Source material:
------------------------------------------------------------------------

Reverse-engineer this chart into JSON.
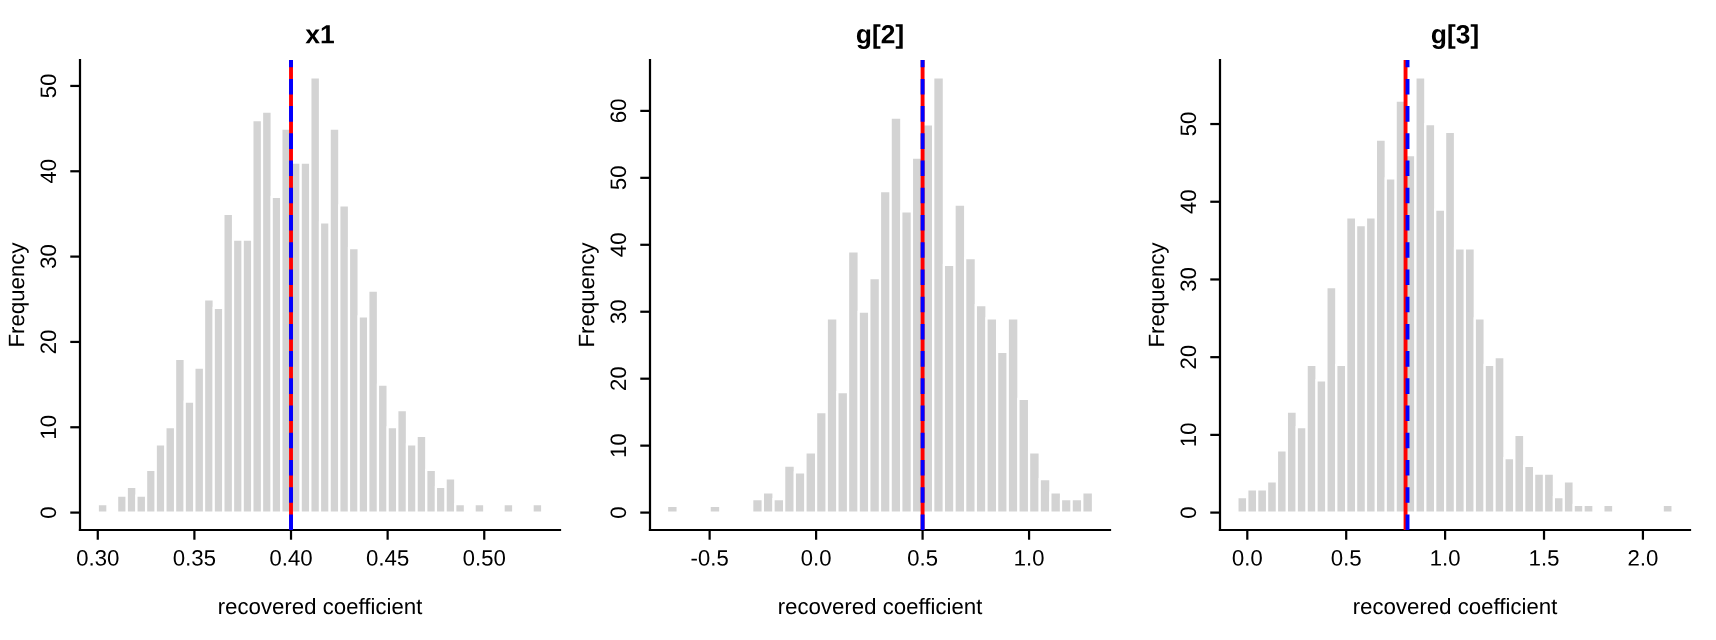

------------------------------------------------------------------------

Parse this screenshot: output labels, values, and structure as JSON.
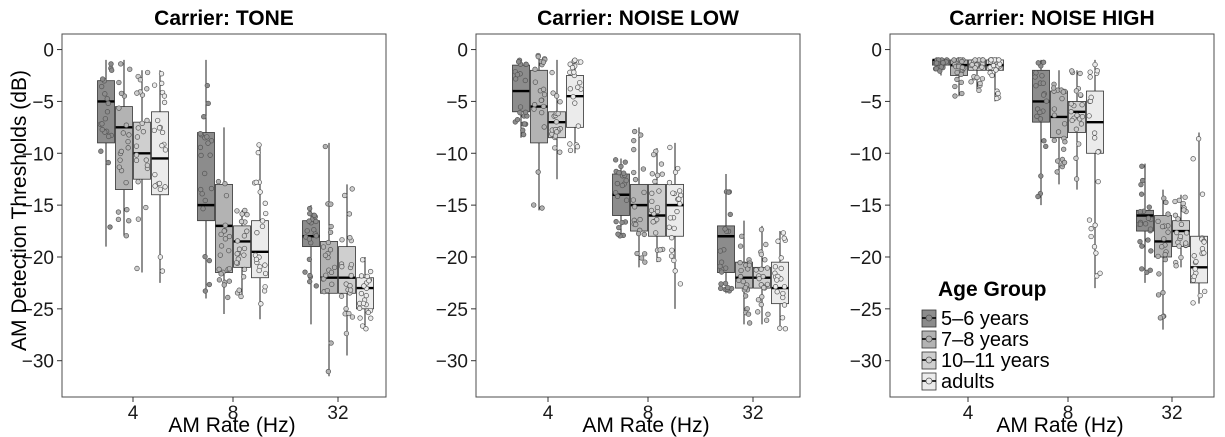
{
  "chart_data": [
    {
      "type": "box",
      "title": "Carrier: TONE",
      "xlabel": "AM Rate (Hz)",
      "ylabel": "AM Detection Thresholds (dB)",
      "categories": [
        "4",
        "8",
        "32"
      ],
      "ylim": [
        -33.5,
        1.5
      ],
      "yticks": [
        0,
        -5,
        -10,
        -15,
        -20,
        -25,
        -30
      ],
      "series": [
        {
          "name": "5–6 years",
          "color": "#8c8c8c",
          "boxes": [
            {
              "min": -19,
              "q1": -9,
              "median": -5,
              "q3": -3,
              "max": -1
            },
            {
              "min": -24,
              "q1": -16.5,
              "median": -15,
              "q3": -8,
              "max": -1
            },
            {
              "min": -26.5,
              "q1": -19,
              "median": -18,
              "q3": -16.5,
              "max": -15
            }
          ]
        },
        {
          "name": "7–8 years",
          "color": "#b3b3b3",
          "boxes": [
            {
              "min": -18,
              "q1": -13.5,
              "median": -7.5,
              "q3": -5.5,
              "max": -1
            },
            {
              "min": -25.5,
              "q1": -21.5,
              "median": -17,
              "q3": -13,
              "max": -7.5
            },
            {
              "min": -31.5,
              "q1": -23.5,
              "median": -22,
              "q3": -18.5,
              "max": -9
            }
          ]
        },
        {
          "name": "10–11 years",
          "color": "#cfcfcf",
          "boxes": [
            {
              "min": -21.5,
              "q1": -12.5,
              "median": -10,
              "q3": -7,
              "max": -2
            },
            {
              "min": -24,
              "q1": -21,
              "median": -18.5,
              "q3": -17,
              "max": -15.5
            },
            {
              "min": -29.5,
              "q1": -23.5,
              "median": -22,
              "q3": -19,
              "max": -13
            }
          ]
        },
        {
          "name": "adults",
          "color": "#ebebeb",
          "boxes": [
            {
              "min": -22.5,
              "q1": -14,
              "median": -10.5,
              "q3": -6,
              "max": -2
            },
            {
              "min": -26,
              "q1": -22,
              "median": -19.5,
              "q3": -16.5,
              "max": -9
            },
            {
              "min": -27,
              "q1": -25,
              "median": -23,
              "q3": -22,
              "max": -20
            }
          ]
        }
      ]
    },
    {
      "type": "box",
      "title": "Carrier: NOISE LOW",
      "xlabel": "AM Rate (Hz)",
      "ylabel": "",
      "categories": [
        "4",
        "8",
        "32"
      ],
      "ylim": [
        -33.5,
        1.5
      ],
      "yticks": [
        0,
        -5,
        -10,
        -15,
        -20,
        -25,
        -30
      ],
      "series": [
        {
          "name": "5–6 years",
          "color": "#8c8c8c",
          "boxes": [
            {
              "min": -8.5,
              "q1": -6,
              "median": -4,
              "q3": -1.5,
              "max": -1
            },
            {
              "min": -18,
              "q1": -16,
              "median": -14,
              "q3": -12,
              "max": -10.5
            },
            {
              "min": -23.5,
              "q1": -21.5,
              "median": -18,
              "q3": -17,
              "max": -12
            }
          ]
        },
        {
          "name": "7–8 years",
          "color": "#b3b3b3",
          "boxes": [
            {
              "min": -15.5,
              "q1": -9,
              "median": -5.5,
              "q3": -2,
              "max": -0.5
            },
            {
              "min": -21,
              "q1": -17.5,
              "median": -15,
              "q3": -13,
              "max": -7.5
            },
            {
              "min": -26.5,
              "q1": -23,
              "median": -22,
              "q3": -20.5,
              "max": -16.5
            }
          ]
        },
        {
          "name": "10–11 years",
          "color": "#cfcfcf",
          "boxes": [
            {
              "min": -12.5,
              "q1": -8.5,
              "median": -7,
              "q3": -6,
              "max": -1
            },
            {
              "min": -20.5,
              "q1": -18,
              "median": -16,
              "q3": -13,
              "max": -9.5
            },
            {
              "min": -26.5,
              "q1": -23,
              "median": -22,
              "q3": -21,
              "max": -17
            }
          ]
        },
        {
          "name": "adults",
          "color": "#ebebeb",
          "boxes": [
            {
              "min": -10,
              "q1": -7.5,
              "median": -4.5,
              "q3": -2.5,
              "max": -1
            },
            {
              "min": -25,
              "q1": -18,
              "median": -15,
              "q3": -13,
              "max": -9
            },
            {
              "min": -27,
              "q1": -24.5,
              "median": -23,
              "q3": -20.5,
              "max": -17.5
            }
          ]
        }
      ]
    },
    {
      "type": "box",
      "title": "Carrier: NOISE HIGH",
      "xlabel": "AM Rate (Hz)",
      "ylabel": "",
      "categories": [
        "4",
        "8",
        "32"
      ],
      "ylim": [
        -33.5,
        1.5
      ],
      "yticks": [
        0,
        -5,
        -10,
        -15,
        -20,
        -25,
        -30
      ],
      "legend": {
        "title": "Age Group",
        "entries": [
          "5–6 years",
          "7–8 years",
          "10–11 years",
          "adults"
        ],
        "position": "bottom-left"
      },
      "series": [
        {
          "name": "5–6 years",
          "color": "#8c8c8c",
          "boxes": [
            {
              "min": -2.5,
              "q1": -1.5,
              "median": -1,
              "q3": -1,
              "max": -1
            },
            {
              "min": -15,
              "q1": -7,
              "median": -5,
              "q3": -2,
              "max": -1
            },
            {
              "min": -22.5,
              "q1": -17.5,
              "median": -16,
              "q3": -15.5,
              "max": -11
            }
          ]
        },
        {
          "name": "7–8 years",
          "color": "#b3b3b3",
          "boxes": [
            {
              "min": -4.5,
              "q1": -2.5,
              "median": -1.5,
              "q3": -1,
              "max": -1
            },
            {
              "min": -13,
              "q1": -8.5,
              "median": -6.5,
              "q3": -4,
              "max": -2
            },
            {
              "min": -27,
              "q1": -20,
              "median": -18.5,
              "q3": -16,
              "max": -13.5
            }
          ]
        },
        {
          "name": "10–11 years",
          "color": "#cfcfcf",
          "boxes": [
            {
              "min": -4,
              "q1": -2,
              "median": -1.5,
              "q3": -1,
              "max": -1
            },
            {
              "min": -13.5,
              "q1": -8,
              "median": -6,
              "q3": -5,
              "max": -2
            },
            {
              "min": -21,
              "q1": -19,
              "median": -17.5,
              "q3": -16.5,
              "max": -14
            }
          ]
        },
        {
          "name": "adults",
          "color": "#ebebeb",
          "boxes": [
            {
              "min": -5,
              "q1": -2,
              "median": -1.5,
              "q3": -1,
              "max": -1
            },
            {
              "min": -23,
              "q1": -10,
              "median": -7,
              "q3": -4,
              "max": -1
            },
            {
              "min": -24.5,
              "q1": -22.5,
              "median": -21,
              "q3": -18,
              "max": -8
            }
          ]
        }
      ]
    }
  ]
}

------------------------------------------------------------------------

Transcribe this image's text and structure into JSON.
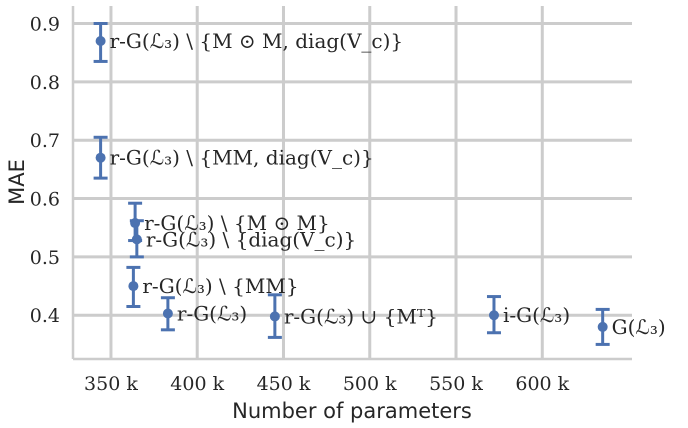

------------------------------------------------------------------------

What is being asked: Give the number of lines above that hold the word "into", and nothing more.

Answer: 2